Examine the records and identify each line that includes the string "States". Copy those lines.
** Begin Input data **
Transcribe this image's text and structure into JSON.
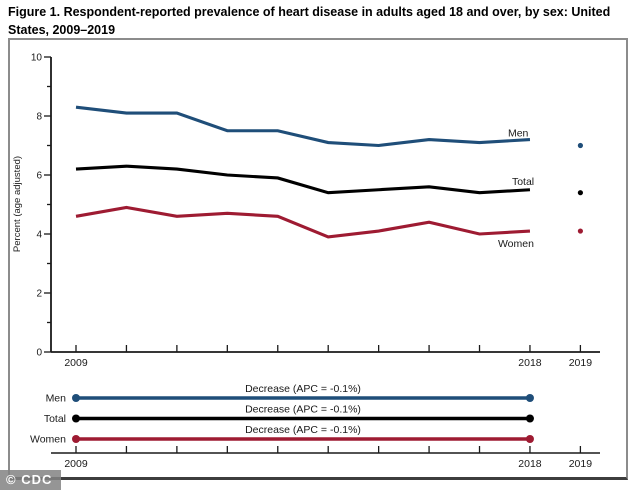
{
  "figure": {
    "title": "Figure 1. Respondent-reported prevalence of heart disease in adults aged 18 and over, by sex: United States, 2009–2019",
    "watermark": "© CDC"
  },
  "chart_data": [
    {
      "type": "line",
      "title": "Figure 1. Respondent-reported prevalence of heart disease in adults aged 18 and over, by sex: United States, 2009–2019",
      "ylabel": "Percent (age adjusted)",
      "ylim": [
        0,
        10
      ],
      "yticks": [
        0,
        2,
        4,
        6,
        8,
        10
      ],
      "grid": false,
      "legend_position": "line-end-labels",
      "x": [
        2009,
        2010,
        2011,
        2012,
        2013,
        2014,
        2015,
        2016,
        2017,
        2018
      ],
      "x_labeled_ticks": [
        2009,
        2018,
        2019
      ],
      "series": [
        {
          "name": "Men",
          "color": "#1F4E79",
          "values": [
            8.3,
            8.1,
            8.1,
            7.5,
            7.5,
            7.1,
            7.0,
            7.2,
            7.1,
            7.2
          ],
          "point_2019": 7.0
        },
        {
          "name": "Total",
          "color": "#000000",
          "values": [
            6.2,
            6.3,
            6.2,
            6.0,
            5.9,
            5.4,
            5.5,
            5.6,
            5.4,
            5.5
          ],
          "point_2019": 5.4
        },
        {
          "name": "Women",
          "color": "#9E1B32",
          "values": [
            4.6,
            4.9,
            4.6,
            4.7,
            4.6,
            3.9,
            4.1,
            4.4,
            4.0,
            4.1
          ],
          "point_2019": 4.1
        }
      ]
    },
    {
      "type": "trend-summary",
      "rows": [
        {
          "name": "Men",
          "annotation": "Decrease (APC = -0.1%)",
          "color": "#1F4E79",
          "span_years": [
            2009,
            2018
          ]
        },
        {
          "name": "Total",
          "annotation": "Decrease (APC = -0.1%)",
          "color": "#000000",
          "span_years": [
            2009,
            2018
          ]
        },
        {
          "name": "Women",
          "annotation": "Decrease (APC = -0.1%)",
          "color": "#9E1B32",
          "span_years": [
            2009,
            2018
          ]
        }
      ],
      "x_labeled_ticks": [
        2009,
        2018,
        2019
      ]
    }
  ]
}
** End Input data **
Answer below:
    "title": "Figure 1. Respondent-reported prevalence of heart disease in adults aged 18 and over, by sex: United States, 2009–2019",
      "title": "Figure 1. Respondent-reported prevalence of heart disease in adults aged 18 and over, by sex: United States, 2009–2019",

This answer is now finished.